#### Work to be completed:
Provide an exact transcription of all the records.

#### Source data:
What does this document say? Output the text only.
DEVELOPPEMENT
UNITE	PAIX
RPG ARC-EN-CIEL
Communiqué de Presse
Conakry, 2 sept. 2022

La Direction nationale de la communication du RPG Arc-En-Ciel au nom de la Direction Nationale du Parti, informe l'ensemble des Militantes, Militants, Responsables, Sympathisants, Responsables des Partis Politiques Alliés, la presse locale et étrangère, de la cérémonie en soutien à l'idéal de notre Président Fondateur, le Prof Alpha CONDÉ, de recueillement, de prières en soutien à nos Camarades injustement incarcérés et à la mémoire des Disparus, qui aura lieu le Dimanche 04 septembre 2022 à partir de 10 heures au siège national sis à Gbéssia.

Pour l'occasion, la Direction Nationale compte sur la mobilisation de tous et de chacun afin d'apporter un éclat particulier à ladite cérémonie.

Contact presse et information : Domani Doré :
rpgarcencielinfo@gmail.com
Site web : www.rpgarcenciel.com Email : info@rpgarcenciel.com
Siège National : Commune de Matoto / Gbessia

#### Answer to the exercise:
What does this document say? Output the text only.
DEVELOPPEMENT
UNITE	PAIX
RPG ARC-EN-CIEL
Communiqué de Presse
Conakry, 2 sept. 2022

La Direction nationale de la communication du RPG Arc-En-Ciel au nom de la Direction Nationale du Parti, informe l'ensemble des Militantes, Militants, Responsables, Sympathisants, Responsables des Partis Politiques Alliés, la presse locale et étrangère, de la cérémonie en soutien à l'idéal de notre Président Fondateur, le Prof Alpha CONDÉ, de recueillement, de prières en soutien à nos Camarades injustement incarcérés et à la mémoire des Disparus, qui aura lieu le Dimanche 04 septembre 2022 à partir de 10 heures au siège national sis à Gbéssia.

Pour l'occasion, la Direction Nationale compte sur la mobilisation de tous et de chacun afin d'apporter un éclat particulier à ladite cérémonie.

Contact presse et information : Domani Doré :
rpgarcencielinfo@gmail.com
Site web : www.rpgarcenciel.com Email : info@rpgarcenciel.com
Siège National : Commune de Matoto / Gbessia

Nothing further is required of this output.